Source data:
--------------------------------------------------

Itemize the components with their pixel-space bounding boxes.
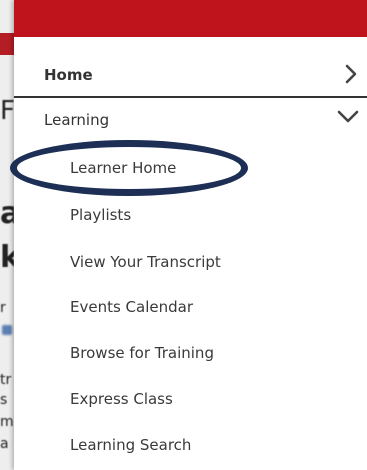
background-text: a xyxy=(0,436,9,452)
navigation-drawer: Home Learning Learner Home Playlists Vie… xyxy=(10,0,367,470)
nav-item-learning[interactable]: Learning xyxy=(14,103,367,137)
submenu-item-learner-home[interactable]: Learner Home xyxy=(70,155,176,181)
submenu-item-browse-training[interactable]: Browse for Training xyxy=(70,340,214,366)
submenu-item-express-class[interactable]: Express Class xyxy=(70,386,173,412)
background-text: s xyxy=(0,392,8,408)
background-text: F xyxy=(0,96,14,126)
nav-item-learning-label: Learning xyxy=(44,111,110,129)
chevron-right-icon xyxy=(345,64,357,84)
submenu-item-playlists[interactable]: Playlists xyxy=(70,202,131,228)
submenu-item-view-transcript[interactable]: View Your Transcript xyxy=(70,249,221,275)
background-text: k xyxy=(0,240,14,275)
submenu-item-events-calendar[interactable]: Events Calendar xyxy=(70,294,193,320)
nav-item-home[interactable]: Home xyxy=(14,54,367,95)
background-text: r xyxy=(0,300,6,316)
background-link-mark xyxy=(2,325,12,335)
background-text: m xyxy=(0,414,14,430)
submenu-item-learning-search[interactable]: Learning Search xyxy=(70,432,191,458)
drawer-header-bar xyxy=(14,0,367,37)
nav-item-home-label: Home xyxy=(44,65,93,84)
divider xyxy=(14,96,367,98)
chevron-down-icon xyxy=(337,110,359,124)
background-text: a xyxy=(0,196,14,231)
background-page: F a k r tr s m a xyxy=(0,0,14,470)
background-text: tr xyxy=(0,372,12,388)
background-header-band xyxy=(0,33,14,55)
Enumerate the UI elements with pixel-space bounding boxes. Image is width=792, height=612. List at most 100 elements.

--------------------------------------------------

*What is asked:* Duplicate every line of the listing above character for character, leaving out the picture.

*Solved problem:*
Itemize the components with their pixel-space bounding boxes.
background-text: a xyxy=(0,436,9,452)
navigation-drawer: Home Learning Learner Home Playlists Vie… xyxy=(10,0,367,470)
nav-item-learning[interactable]: Learning xyxy=(14,103,367,137)
submenu-item-learner-home[interactable]: Learner Home xyxy=(70,155,176,181)
submenu-item-browse-training[interactable]: Browse for Training xyxy=(70,340,214,366)
submenu-item-express-class[interactable]: Express Class xyxy=(70,386,173,412)
background-text: s xyxy=(0,392,8,408)
background-text: F xyxy=(0,96,14,126)
nav-item-learning-label: Learning xyxy=(44,111,110,129)
chevron-right-icon xyxy=(345,64,357,84)
submenu-item-playlists[interactable]: Playlists xyxy=(70,202,131,228)
submenu-item-view-transcript[interactable]: View Your Transcript xyxy=(70,249,221,275)
background-text: k xyxy=(0,240,14,275)
submenu-item-events-calendar[interactable]: Events Calendar xyxy=(70,294,193,320)
nav-item-home[interactable]: Home xyxy=(14,54,367,95)
background-text: r xyxy=(0,300,6,316)
background-link-mark xyxy=(2,325,12,335)
background-text: m xyxy=(0,414,14,430)
submenu-item-learning-search[interactable]: Learning Search xyxy=(70,432,191,458)
drawer-header-bar xyxy=(14,0,367,37)
nav-item-home-label: Home xyxy=(44,65,93,84)
divider xyxy=(14,96,367,98)
chevron-down-icon xyxy=(337,110,359,124)
background-text: a xyxy=(0,196,14,231)
background-page: F a k r tr s m a xyxy=(0,0,14,470)
background-text: tr xyxy=(0,372,12,388)
background-header-band xyxy=(0,33,14,55)
Enumerate the UI elements with pixel-space bounding boxes. Image is width=792, height=612. List at most 100 elements.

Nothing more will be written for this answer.